◆ Aim of the task: Find every line in the records below that contains the word "徐何恺雯", and copy each such line.

◆ Stored rows:
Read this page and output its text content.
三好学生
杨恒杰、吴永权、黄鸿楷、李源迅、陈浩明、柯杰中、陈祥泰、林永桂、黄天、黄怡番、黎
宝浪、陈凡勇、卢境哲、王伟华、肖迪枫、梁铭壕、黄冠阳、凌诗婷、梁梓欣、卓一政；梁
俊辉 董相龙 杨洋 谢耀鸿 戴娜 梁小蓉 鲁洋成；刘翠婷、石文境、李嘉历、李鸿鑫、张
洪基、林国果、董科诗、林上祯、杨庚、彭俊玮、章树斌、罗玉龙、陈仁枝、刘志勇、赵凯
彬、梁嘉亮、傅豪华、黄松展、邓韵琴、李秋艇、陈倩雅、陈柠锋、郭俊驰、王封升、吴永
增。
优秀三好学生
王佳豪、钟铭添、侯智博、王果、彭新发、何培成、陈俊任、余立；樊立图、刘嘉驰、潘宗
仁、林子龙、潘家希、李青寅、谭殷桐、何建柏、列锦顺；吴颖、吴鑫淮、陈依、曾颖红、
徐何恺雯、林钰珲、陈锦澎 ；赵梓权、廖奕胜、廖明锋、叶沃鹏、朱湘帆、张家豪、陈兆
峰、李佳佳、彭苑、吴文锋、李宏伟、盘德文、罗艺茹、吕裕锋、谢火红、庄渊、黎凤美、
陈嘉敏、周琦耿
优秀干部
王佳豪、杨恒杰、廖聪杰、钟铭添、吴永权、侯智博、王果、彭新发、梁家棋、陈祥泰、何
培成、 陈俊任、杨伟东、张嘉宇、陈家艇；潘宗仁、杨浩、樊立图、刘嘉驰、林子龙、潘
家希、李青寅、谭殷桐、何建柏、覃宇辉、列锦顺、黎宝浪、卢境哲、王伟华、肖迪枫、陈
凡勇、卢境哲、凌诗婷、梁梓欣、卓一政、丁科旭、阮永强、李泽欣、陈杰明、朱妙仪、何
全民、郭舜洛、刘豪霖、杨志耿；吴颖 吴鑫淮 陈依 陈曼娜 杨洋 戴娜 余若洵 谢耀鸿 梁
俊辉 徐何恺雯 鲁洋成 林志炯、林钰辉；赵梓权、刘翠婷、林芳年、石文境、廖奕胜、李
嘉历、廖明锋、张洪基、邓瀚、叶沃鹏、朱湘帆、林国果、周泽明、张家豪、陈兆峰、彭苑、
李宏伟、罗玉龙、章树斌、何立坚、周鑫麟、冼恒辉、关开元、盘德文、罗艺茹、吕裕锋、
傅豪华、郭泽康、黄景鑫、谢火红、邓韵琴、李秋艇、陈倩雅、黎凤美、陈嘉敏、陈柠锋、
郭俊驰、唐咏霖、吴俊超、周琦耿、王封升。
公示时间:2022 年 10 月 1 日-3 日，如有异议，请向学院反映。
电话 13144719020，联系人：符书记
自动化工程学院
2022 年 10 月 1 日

◆ Exercise response:
徐何恺雯、林钰珲、陈锦澎 ；赵梓权、廖奕胜、廖明锋、叶沃鹏、朱湘帆、张家豪、陈兆
俊辉 徐何恺雯 鲁洋成 林志炯、林钰辉；赵梓权、刘翠婷、林芳年、石文境、廖奕胜、李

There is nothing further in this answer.